Search the data for the word "мост" and copy every line that contains it.
______________________________
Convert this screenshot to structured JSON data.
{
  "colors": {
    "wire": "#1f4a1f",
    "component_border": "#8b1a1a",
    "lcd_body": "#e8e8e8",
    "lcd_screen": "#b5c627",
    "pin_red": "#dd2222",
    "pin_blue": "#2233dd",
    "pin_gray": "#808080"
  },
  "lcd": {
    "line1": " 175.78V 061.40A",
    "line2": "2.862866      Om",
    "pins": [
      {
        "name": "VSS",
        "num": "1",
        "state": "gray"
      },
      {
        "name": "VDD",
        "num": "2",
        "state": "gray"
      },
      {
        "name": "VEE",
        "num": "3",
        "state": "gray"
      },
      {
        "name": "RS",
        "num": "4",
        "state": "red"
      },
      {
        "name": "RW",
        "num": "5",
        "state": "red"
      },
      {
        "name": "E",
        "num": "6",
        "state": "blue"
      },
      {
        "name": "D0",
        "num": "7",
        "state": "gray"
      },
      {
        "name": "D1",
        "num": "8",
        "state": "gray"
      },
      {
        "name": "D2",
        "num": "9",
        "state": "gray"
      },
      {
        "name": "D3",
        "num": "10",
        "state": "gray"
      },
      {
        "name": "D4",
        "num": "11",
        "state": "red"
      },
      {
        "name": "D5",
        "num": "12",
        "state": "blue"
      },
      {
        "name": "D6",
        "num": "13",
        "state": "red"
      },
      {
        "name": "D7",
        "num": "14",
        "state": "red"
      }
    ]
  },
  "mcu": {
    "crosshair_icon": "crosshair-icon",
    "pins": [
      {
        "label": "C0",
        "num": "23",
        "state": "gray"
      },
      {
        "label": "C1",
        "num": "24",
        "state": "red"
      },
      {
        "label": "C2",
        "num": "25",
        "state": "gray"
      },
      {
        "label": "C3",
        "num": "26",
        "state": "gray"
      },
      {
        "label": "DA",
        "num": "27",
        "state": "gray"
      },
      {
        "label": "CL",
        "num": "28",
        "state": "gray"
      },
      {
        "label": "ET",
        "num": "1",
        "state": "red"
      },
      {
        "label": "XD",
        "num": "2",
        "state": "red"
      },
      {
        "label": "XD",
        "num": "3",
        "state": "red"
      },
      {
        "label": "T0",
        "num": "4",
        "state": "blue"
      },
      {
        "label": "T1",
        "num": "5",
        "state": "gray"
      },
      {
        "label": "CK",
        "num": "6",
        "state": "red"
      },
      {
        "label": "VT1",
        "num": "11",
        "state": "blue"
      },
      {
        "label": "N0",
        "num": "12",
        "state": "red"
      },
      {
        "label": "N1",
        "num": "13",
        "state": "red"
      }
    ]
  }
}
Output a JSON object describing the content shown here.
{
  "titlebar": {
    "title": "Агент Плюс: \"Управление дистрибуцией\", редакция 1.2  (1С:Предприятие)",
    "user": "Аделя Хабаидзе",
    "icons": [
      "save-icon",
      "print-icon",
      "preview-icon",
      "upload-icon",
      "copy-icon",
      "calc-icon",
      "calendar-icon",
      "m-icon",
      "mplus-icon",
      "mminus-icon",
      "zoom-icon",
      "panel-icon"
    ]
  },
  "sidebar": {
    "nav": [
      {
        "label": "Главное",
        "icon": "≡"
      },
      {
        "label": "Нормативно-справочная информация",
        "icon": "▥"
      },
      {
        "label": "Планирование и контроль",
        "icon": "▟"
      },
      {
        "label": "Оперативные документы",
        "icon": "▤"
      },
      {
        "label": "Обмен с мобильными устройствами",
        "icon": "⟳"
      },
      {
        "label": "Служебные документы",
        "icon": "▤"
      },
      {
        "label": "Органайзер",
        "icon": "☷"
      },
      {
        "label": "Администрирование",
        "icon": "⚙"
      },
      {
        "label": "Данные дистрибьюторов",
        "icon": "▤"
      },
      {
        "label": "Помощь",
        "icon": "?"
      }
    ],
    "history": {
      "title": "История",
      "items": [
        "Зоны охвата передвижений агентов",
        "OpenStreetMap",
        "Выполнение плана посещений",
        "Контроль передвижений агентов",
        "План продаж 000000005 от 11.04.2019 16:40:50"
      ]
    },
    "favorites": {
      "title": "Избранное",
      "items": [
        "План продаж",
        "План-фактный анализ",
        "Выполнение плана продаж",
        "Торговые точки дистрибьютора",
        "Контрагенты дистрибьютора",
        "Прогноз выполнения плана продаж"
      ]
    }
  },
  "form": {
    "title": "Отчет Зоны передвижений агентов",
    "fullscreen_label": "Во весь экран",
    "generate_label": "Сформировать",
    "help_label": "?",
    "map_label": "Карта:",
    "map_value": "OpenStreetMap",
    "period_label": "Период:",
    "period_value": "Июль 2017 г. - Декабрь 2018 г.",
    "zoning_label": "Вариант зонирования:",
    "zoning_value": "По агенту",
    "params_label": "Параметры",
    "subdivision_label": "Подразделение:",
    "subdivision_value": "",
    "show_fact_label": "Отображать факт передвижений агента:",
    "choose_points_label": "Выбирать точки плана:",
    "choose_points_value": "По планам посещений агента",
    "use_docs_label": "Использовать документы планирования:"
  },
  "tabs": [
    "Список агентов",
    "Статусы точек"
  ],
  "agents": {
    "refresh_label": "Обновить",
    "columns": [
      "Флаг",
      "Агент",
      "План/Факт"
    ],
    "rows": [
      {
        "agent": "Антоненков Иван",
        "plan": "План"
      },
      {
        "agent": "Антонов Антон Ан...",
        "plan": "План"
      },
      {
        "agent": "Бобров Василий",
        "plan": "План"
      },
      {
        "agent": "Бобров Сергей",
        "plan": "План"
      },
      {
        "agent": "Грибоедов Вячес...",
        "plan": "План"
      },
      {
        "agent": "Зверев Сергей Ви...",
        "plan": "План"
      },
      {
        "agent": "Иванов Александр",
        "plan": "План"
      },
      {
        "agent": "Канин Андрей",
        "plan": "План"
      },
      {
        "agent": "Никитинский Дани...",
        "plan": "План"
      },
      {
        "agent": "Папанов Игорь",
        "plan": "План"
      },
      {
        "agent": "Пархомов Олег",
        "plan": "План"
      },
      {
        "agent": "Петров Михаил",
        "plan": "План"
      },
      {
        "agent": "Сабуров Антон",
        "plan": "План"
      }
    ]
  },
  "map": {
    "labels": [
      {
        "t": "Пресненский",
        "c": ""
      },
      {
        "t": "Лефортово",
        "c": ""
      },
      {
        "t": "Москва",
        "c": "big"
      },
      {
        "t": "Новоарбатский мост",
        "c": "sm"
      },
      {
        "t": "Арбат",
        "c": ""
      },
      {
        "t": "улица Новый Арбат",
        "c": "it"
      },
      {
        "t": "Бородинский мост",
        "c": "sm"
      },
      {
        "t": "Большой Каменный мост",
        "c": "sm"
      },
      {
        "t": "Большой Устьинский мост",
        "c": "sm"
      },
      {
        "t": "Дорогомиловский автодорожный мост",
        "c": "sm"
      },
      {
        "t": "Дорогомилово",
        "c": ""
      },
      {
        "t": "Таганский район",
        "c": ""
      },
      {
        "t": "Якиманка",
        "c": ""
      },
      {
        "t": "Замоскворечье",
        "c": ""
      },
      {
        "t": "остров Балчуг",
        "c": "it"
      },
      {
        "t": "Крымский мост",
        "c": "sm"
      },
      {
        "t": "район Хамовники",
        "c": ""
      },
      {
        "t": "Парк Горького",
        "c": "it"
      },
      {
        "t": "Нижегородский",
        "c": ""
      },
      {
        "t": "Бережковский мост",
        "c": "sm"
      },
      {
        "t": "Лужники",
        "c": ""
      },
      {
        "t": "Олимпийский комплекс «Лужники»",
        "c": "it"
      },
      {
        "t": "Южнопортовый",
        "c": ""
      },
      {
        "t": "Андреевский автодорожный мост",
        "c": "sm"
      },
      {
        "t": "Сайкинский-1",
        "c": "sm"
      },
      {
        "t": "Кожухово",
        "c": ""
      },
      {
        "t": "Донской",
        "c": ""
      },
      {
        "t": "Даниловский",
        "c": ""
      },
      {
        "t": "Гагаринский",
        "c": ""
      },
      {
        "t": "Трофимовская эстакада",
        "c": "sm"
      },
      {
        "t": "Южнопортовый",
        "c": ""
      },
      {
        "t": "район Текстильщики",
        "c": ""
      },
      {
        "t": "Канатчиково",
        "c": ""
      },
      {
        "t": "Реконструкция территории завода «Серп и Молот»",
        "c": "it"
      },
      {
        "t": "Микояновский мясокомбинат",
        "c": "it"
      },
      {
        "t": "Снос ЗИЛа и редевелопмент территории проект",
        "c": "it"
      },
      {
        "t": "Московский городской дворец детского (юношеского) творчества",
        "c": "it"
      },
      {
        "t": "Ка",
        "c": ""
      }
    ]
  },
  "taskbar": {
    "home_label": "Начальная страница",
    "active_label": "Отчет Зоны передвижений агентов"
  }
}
______________________________
◆ **REPLY TO THE EXERCISE**:
        "t": "Новоарбатский мост",
        "t": "Бородинский мост",
        "t": "Большой Каменный мост",
        "t": "Большой Устьинский мост",
        "t": "Дорогомиловский автодорожный мост",
        "t": "Крымский мост",
        "t": "Бережковский мост",
        "t": "Андреевский автодорожный мост",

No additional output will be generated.